What to produce:
Set the following entries down again exactly, line by line.

BEGIN Material supplied

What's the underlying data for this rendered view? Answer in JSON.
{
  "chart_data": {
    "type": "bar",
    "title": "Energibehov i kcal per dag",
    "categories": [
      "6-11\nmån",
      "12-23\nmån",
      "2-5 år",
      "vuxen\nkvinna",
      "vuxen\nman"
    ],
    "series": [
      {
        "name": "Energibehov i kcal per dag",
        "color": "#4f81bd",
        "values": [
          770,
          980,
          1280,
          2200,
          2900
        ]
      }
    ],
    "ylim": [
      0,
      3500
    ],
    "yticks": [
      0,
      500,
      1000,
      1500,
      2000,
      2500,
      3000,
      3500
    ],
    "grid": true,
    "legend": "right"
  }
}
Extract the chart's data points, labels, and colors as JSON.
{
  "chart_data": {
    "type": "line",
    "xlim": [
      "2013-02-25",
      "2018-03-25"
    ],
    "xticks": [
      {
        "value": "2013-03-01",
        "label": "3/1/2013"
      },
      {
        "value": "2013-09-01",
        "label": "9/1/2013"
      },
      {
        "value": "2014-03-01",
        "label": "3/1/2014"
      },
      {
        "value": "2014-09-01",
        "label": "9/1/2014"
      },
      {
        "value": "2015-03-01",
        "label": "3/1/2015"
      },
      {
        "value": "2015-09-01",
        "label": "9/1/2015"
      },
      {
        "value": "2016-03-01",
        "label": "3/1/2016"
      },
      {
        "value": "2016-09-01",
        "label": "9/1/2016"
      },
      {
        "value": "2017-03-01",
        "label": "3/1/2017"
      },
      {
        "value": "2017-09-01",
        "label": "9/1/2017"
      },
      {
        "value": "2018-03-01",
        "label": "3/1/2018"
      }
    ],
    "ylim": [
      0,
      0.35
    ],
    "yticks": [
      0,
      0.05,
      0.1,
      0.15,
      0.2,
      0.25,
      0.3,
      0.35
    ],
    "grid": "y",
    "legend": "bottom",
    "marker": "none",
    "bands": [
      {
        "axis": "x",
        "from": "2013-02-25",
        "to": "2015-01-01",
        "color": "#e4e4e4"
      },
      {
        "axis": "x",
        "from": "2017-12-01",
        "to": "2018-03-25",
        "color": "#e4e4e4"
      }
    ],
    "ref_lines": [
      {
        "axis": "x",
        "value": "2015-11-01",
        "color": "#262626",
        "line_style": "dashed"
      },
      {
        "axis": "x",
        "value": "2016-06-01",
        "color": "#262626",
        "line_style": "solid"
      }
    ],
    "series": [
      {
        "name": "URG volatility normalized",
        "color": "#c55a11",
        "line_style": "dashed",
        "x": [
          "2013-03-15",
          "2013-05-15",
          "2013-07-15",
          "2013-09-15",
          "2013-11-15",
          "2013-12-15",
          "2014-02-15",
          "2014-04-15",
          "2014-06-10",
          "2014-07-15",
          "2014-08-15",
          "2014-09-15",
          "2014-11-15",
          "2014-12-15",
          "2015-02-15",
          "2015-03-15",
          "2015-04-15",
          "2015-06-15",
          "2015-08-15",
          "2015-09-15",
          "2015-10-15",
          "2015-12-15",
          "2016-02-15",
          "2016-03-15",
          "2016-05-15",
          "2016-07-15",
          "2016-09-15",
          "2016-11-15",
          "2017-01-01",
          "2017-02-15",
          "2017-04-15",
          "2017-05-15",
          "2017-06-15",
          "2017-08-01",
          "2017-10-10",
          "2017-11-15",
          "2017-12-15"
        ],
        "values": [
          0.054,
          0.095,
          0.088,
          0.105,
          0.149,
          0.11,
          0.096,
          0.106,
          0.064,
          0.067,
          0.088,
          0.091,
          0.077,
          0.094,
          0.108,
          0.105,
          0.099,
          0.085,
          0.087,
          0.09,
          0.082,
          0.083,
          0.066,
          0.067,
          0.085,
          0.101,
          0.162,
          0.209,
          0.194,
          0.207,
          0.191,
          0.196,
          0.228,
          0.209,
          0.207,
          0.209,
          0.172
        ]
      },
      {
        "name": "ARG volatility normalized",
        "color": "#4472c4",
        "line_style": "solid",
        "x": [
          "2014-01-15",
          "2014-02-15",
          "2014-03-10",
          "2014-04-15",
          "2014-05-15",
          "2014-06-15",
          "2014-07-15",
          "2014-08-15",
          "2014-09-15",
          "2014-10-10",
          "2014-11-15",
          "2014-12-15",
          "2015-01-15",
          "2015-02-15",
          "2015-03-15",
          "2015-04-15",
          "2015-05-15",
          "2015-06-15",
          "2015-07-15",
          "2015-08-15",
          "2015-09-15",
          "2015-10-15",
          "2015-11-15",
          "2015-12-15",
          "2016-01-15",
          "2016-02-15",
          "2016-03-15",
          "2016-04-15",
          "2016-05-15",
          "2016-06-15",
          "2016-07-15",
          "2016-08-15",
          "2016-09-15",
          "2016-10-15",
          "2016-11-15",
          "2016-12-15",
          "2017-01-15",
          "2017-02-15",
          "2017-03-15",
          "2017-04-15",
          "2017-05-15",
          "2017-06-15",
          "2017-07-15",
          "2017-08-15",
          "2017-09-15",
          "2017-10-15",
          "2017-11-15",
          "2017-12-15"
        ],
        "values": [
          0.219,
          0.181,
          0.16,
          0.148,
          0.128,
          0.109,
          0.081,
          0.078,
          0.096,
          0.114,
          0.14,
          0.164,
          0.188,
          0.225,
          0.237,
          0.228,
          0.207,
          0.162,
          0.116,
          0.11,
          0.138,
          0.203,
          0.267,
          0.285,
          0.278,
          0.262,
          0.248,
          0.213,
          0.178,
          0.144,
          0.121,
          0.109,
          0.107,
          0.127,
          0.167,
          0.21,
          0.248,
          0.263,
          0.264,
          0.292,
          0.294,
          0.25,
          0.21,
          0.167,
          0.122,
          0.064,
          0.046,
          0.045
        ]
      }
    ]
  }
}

END Material supplied

Response to this exercise:
What's the underlying data for this rendered view? Answer in JSON.
{
  "chart_data": {
    "type": "bar",
    "title": "Energibehov i kcal per dag",
    "categories": [
      "6-11\nmån",
      "12-23\nmån",
      "2-5 år",
      "vuxen\nkvinna",
      "vuxen\nman"
    ],
    "series": [
      {
        "name": "Energibehov i kcal per dag",
        "color": "#4f81bd",
        "values": [
          770,
          980,
          1280,
          2200,
          2900
        ]
      }
    ],
    "ylim": [
      0,
      3500
    ],
    "yticks": [
      0,
      500,
      1000,
      1500,
      2000,
      2500,
      3000,
      3500
    ],
    "grid": true,
    "legend": "right"
  }
}
Extract the chart's data points, labels, and colors as JSON.
{
  "chart_data": {
    "type": "line",
    "xlim": [
      "2013-02-25",
      "2018-03-25"
    ],
    "xticks": [
      {
        "value": "2013-03-01",
        "label": "3/1/2013"
      },
      {
        "value": "2013-09-01",
        "label": "9/1/2013"
      },
      {
        "value": "2014-03-01",
        "label": "3/1/2014"
      },
      {
        "value": "2014-09-01",
        "label": "9/1/2014"
      },
      {
        "value": "2015-03-01",
        "label": "3/1/2015"
      },
      {
        "value": "2015-09-01",
        "label": "9/1/2015"
      },
      {
        "value": "2016-03-01",
        "label": "3/1/2016"
      },
      {
        "value": "2016-09-01",
        "label": "9/1/2016"
      },
      {
        "value": "2017-03-01",
        "label": "3/1/2017"
      },
      {
        "value": "2017-09-01",
        "label": "9/1/2017"
      },
      {
        "value": "2018-03-01",
        "label": "3/1/2018"
      }
    ],
    "ylim": [
      0,
      0.35
    ],
    "yticks": [
      0,
      0.05,
      0.1,
      0.15,
      0.2,
      0.25,
      0.3,
      0.35
    ],
    "grid": "y",
    "legend": "bottom",
    "marker": "none",
    "bands": [
      {
        "axis": "x",
        "from": "2013-02-25",
        "to": "2015-01-01",
        "color": "#e4e4e4"
      },
      {
        "axis": "x",
        "from": "2017-12-01",
        "to": "2018-03-25",
        "color": "#e4e4e4"
      }
    ],
    "ref_lines": [
      {
        "axis": "x",
        "value": "2015-11-01",
        "color": "#262626",
        "line_style": "dashed"
      },
      {
        "axis": "x",
        "value": "2016-06-01",
        "color": "#262626",
        "line_style": "solid"
      }
    ],
    "series": [
      {
        "name": "URG volatility normalized",
        "color": "#c55a11",
        "line_style": "dashed",
        "x": [
          "2013-03-15",
          "2013-05-15",
          "2013-07-15",
          "2013-09-15",
          "2013-11-15",
          "2013-12-15",
          "2014-02-15",
          "2014-04-15",
          "2014-06-10",
          "2014-07-15",
          "2014-08-15",
          "2014-09-15",
          "2014-11-15",
          "2014-12-15",
          "2015-02-15",
          "2015-03-15",
          "2015-04-15",
          "2015-06-15",
          "2015-08-15",
          "2015-09-15",
          "2015-10-15",
          "2015-12-15",
          "2016-02-15",
          "2016-03-15",
          "2016-05-15",
          "2016-07-15",
          "2016-09-15",
          "2016-11-15",
          "2017-01-01",
          "2017-02-15",
          "2017-04-15",
          "2017-05-15",
          "2017-06-15",
          "2017-08-01",
          "2017-10-10",
          "2017-11-15",
          "2017-12-15"
        ],
        "values": [
          0.054,
          0.095,
          0.088,
          0.105,
          0.149,
          0.11,
          0.096,
          0.106,
          0.064,
          0.067,
          0.088,
          0.091,
          0.077,
          0.094,
          0.108,
          0.105,
          0.099,
          0.085,
          0.087,
          0.09,
          0.082,
          0.083,
          0.066,
          0.067,
          0.085,
          0.101,
          0.162,
          0.209,
          0.194,
          0.207,
          0.191,
          0.196,
          0.228,
          0.209,
          0.207,
          0.209,
          0.172
        ]
      },
      {
        "name": "ARG volatility normalized",
        "color": "#4472c4",
        "line_style": "solid",
        "x": [
          "2014-01-15",
          "2014-02-15",
          "2014-03-10",
          "2014-04-15",
          "2014-05-15",
          "2014-06-15",
          "2014-07-15",
          "2014-08-15",
          "2014-09-15",
          "2014-10-10",
          "2014-11-15",
          "2014-12-15",
          "2015-01-15",
          "2015-02-15",
          "2015-03-15",
          "2015-04-15",
          "2015-05-15",
          "2015-06-15",
          "2015-07-15",
          "2015-08-15",
          "2015-09-15",
          "2015-10-15",
          "2015-11-15",
          "2015-12-15",
          "2016-01-15",
          "2016-02-15",
          "2016-03-15",
          "2016-04-15",
          "2016-05-15",
          "2016-06-15",
          "2016-07-15",
          "2016-08-15",
          "2016-09-15",
          "2016-10-15",
          "2016-11-15",
          "2016-12-15",
          "2017-01-15",
          "2017-02-15",
          "2017-03-15",
          "2017-04-15",
          "2017-05-15",
          "2017-06-15",
          "2017-07-15",
          "2017-08-15",
          "2017-09-15",
          "2017-10-15",
          "2017-11-15",
          "2017-12-15"
        ],
        "values": [
          0.219,
          0.181,
          0.16,
          0.148,
          0.128,
          0.109,
          0.081,
          0.078,
          0.096,
          0.114,
          0.14,
          0.164,
          0.188,
          0.225,
          0.237,
          0.228,
          0.207,
          0.162,
          0.116,
          0.11,
          0.138,
          0.203,
          0.267,
          0.285,
          0.278,
          0.262,
          0.248,
          0.213,
          0.178,
          0.144,
          0.121,
          0.109,
          0.107,
          0.127,
          0.167,
          0.21,
          0.248,
          0.263,
          0.264,
          0.292,
          0.294,
          0.25,
          0.21,
          0.167,
          0.122,
          0.064,
          0.046,
          0.045
        ]
      }
    ]
  }
}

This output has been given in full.